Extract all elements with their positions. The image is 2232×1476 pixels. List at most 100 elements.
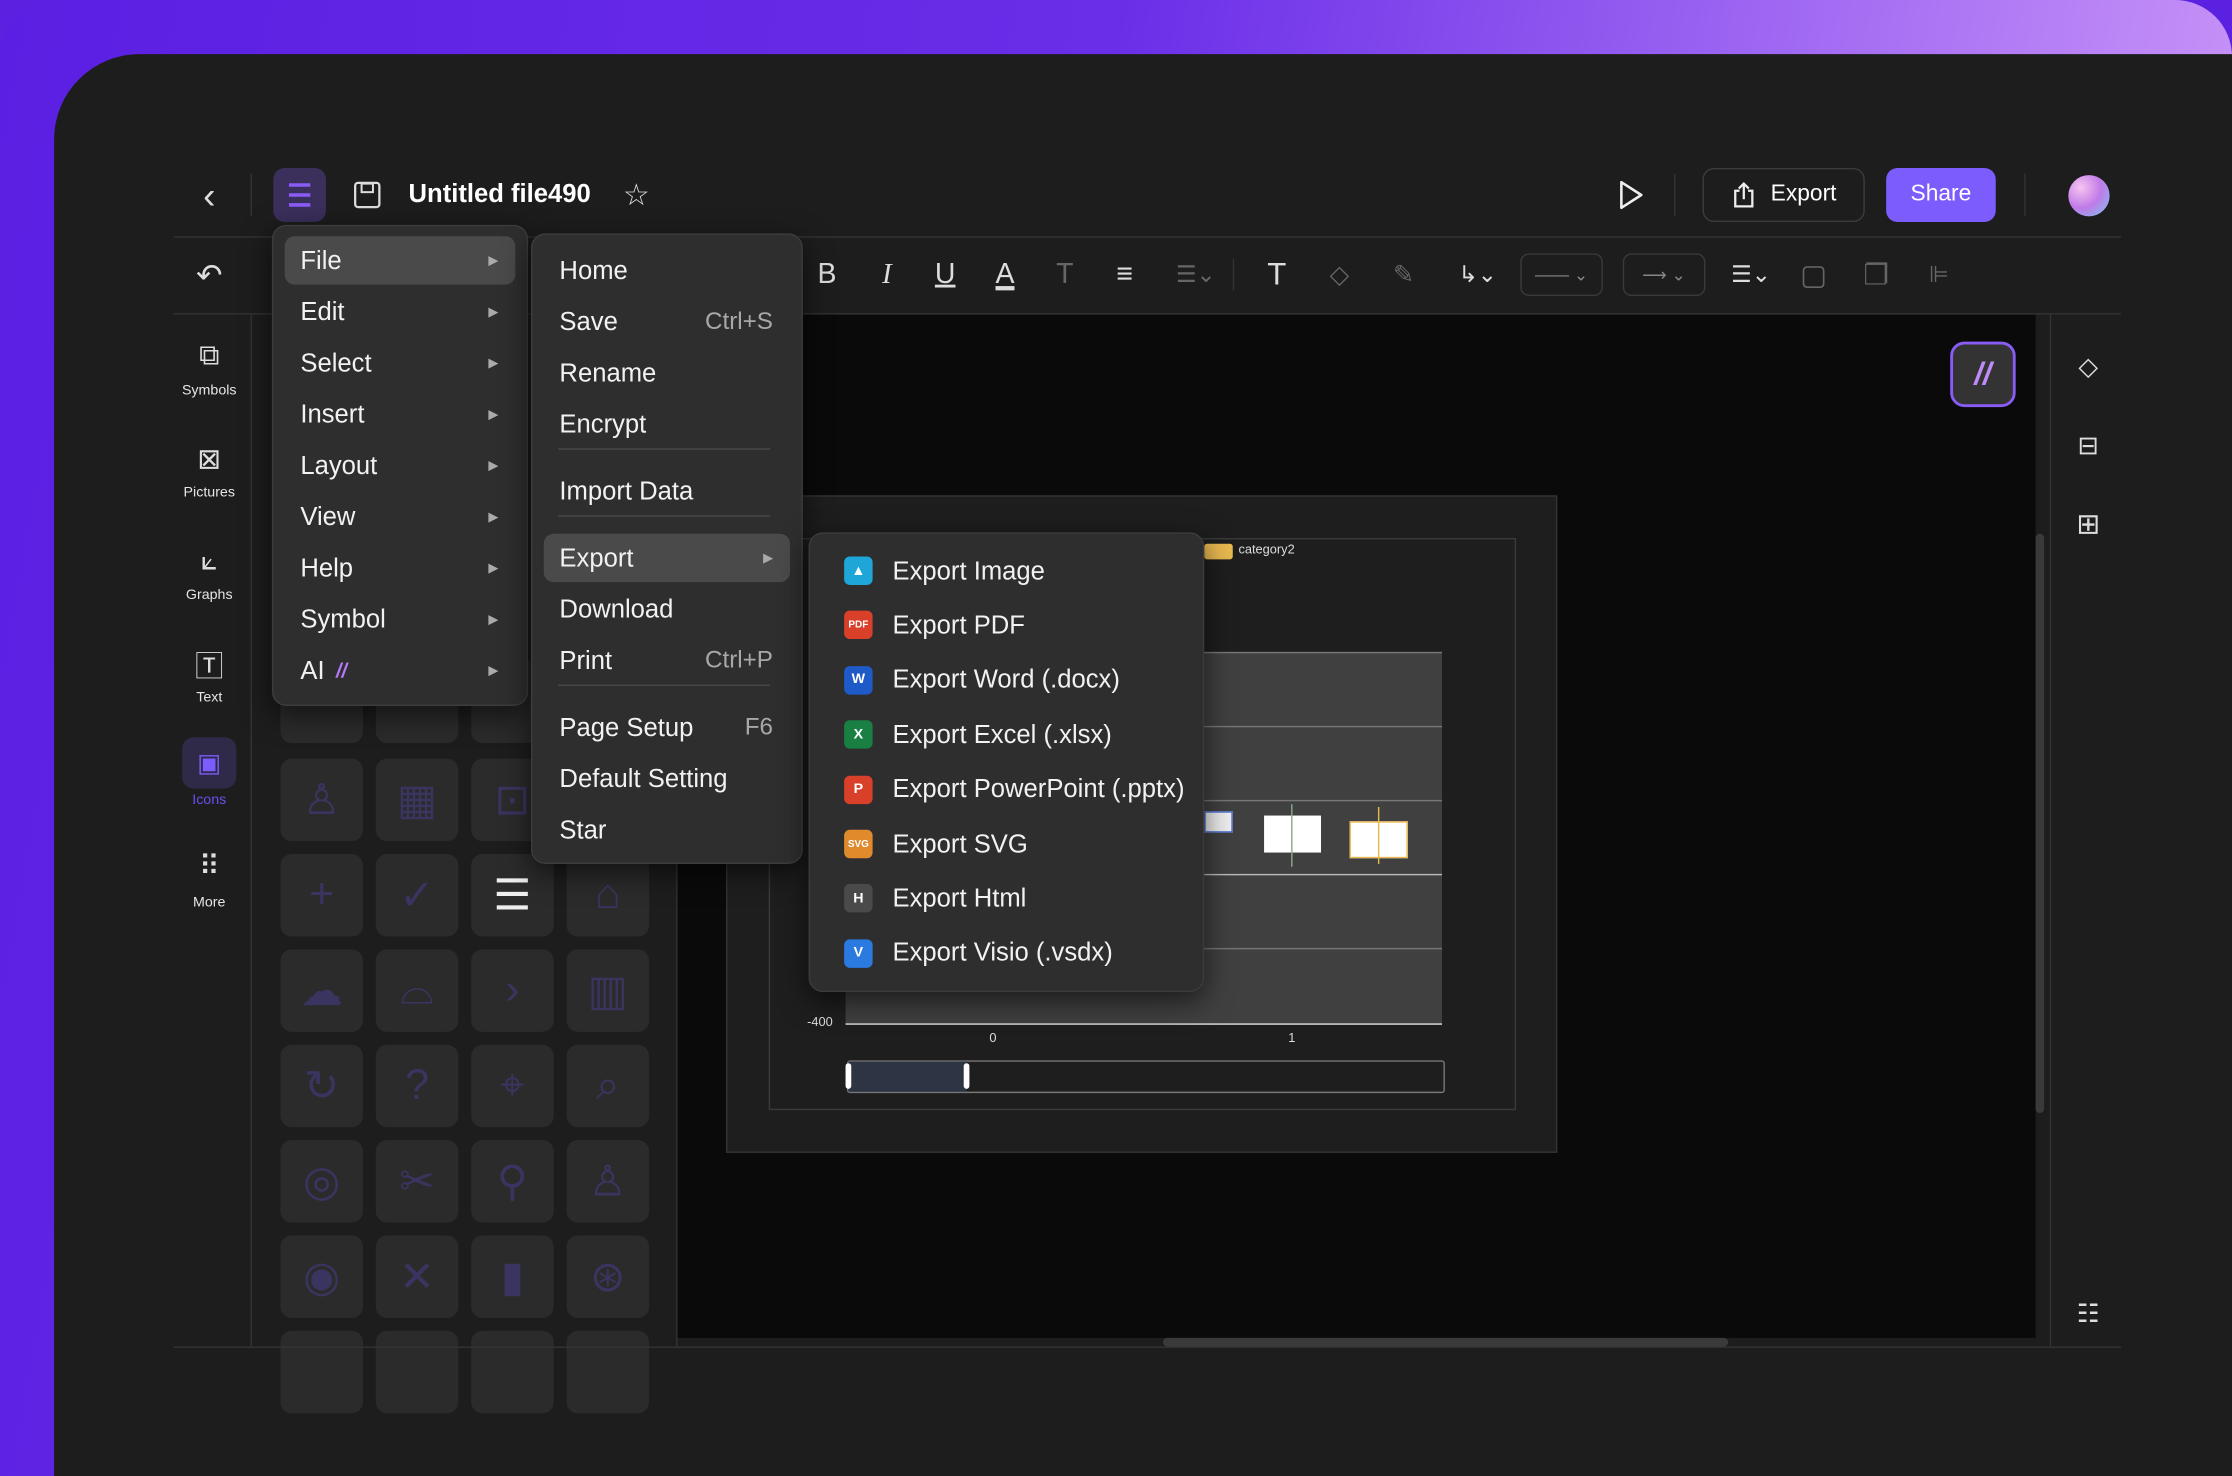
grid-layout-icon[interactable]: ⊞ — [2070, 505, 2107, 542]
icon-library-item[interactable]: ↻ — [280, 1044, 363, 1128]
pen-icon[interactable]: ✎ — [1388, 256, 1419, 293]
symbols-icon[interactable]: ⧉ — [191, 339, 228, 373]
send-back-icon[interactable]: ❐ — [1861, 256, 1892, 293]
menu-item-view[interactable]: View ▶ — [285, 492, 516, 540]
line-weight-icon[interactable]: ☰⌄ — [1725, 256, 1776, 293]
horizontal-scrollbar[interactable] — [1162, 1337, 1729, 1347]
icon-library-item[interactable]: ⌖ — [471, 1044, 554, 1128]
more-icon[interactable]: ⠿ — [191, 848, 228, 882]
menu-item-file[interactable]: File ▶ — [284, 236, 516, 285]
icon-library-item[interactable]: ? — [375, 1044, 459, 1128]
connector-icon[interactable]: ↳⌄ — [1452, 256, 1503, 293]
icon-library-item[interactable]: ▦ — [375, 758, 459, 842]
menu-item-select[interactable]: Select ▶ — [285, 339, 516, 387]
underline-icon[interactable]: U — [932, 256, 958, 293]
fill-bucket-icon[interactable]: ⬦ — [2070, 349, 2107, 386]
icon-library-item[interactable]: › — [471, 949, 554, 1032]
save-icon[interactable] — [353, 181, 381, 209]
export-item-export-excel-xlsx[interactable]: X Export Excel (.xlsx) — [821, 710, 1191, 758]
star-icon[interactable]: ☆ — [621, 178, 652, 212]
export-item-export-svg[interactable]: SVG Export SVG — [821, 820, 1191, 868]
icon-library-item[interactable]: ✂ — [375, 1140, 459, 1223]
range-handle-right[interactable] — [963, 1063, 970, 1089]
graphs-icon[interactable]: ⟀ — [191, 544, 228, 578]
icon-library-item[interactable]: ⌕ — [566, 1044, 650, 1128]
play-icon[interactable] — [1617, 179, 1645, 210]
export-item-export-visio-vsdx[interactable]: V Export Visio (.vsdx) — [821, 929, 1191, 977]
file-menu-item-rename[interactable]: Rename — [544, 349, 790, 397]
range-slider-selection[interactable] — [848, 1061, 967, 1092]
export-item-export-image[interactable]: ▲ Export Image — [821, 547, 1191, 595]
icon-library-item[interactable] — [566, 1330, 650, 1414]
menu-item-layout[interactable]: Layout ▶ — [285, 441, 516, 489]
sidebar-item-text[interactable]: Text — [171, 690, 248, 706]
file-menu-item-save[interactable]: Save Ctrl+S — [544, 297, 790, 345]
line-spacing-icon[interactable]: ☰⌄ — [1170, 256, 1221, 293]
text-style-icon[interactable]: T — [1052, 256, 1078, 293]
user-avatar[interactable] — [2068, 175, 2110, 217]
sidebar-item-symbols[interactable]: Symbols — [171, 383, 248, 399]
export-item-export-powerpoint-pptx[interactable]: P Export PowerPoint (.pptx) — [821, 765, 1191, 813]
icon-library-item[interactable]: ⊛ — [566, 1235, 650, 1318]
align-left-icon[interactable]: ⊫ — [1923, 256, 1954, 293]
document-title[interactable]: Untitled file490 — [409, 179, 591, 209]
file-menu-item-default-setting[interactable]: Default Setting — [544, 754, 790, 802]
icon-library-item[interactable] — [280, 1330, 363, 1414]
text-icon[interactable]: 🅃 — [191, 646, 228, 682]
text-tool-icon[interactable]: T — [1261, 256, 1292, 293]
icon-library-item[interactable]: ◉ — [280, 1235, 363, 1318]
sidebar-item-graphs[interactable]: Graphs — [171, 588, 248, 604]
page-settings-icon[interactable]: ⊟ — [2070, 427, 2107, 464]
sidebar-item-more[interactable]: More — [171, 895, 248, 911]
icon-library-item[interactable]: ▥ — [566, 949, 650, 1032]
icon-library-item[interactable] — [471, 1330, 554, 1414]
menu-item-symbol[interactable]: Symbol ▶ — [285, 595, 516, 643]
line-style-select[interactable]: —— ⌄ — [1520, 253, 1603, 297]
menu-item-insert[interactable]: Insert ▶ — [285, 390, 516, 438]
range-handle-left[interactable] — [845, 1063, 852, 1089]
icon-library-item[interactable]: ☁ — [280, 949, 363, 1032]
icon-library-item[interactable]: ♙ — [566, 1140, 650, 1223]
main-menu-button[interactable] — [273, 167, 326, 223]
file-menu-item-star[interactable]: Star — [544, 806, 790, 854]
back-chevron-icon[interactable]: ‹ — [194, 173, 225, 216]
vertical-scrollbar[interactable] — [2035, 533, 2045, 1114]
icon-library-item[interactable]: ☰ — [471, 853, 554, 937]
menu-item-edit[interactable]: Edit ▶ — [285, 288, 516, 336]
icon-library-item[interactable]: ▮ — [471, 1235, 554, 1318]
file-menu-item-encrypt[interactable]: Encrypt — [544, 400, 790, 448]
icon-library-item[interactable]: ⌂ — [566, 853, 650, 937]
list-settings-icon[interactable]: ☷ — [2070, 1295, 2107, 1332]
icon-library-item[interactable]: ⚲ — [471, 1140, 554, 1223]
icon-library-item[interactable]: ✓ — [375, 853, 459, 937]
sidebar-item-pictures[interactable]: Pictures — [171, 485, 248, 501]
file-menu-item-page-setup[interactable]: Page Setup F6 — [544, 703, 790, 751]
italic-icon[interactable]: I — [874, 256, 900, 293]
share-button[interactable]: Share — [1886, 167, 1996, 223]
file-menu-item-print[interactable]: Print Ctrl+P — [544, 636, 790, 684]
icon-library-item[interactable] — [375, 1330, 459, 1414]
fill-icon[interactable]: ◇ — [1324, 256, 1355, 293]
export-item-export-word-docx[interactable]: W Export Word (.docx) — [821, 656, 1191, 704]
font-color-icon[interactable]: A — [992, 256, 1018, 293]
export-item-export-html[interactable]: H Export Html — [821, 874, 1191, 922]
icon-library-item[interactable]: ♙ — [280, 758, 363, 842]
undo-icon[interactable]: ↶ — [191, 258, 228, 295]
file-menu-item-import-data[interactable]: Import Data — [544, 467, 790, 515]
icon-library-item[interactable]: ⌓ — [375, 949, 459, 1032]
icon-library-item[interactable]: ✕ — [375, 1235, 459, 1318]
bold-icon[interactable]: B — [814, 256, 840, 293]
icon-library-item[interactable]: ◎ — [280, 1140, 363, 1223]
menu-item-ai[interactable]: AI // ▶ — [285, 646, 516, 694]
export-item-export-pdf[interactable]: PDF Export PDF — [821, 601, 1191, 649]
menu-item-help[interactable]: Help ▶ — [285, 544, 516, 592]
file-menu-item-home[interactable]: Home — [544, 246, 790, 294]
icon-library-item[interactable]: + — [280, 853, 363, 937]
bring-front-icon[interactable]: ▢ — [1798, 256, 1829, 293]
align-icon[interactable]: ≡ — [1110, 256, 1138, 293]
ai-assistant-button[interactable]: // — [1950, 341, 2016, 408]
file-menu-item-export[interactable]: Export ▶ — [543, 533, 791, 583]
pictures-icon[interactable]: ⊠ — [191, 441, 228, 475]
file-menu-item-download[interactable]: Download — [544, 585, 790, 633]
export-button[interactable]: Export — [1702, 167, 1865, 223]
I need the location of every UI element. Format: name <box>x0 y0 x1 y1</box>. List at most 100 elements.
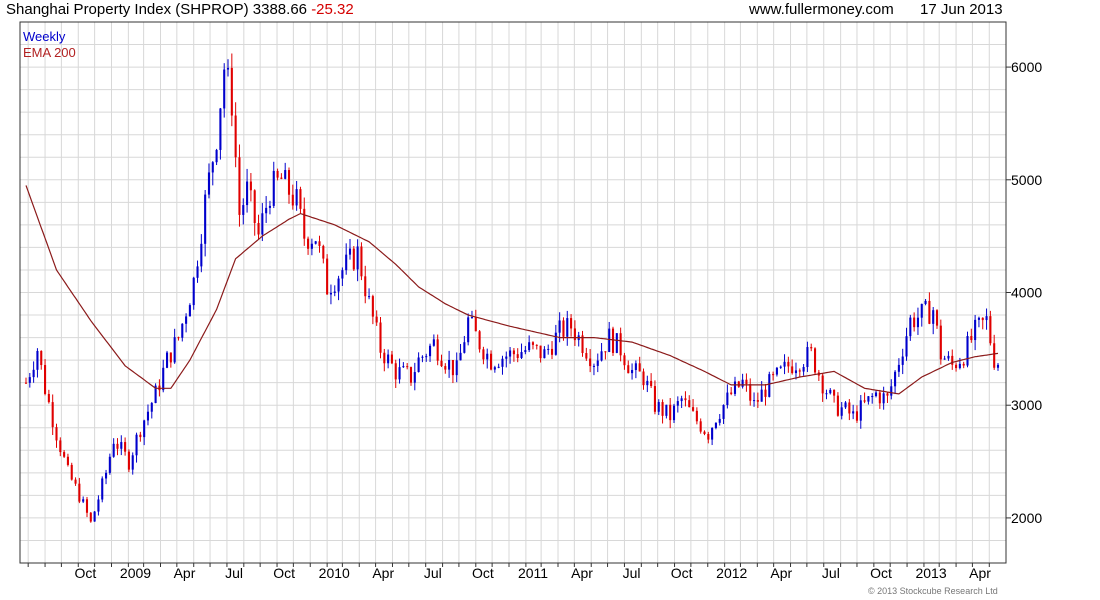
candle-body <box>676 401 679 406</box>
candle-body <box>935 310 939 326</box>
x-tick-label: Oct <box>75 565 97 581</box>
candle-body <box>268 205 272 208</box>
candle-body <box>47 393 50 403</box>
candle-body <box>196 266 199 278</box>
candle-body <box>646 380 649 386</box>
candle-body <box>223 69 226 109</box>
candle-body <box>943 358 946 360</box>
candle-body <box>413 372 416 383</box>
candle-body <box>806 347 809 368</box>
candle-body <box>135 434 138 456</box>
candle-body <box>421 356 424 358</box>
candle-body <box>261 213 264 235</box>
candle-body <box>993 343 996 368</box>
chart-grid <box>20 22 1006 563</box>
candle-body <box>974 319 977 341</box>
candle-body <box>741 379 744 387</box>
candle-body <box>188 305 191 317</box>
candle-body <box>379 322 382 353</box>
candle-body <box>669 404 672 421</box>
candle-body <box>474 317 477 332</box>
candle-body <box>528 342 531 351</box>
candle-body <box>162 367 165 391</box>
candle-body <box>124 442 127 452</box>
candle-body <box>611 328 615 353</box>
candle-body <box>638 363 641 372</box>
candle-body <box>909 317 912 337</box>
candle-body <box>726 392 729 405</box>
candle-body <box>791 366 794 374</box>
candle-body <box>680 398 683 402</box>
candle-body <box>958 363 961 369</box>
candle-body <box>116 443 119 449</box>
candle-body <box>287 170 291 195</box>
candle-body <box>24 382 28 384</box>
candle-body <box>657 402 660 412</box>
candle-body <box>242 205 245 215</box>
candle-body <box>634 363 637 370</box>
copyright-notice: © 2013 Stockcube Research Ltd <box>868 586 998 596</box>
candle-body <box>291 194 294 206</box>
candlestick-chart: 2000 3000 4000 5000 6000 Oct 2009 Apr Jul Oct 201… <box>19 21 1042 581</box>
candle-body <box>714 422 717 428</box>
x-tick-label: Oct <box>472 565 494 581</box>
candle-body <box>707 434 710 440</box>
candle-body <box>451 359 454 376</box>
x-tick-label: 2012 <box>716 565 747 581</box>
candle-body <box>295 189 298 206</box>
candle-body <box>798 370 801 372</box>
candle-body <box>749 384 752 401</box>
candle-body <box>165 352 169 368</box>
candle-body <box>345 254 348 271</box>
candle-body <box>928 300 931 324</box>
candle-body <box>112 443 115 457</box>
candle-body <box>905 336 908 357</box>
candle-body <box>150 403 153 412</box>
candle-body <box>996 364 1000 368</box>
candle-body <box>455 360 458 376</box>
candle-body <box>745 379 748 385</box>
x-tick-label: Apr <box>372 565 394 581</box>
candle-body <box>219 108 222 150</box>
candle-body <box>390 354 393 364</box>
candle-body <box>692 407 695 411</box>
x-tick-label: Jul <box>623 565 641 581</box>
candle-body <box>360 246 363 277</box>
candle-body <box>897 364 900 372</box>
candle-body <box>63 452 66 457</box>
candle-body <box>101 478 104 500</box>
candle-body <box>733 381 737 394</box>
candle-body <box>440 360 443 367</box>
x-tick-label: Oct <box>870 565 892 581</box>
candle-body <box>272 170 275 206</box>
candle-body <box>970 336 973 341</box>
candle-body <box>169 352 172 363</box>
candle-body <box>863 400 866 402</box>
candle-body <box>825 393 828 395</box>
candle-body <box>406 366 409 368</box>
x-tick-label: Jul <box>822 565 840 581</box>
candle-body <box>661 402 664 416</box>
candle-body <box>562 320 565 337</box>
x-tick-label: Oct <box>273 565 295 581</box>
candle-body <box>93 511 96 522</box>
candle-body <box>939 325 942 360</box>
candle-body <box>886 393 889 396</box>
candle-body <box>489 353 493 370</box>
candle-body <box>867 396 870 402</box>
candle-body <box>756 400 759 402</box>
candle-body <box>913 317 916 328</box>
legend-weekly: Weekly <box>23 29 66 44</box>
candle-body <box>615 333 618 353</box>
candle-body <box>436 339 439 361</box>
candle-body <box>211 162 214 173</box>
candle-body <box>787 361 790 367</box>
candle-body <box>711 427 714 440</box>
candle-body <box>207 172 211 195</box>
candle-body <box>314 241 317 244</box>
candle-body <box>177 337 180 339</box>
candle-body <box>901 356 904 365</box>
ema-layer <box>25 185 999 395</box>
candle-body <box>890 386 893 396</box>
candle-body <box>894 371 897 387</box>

###

Reproduce the rows verbatim, starting with the row that contains "candle-body <box>676 401 679 406</box>" and ending after the row that contains "candle-body <box>223 69 226 109</box>".

§ **Output for this task**:
candle-body <box>676 401 679 406</box>
candle-body <box>935 310 939 326</box>
x-tick-label: Oct <box>75 565 97 581</box>
candle-body <box>268 205 272 208</box>
candle-body <box>47 393 50 403</box>
candle-body <box>196 266 199 278</box>
candle-body <box>646 380 649 386</box>
candle-body <box>223 69 226 109</box>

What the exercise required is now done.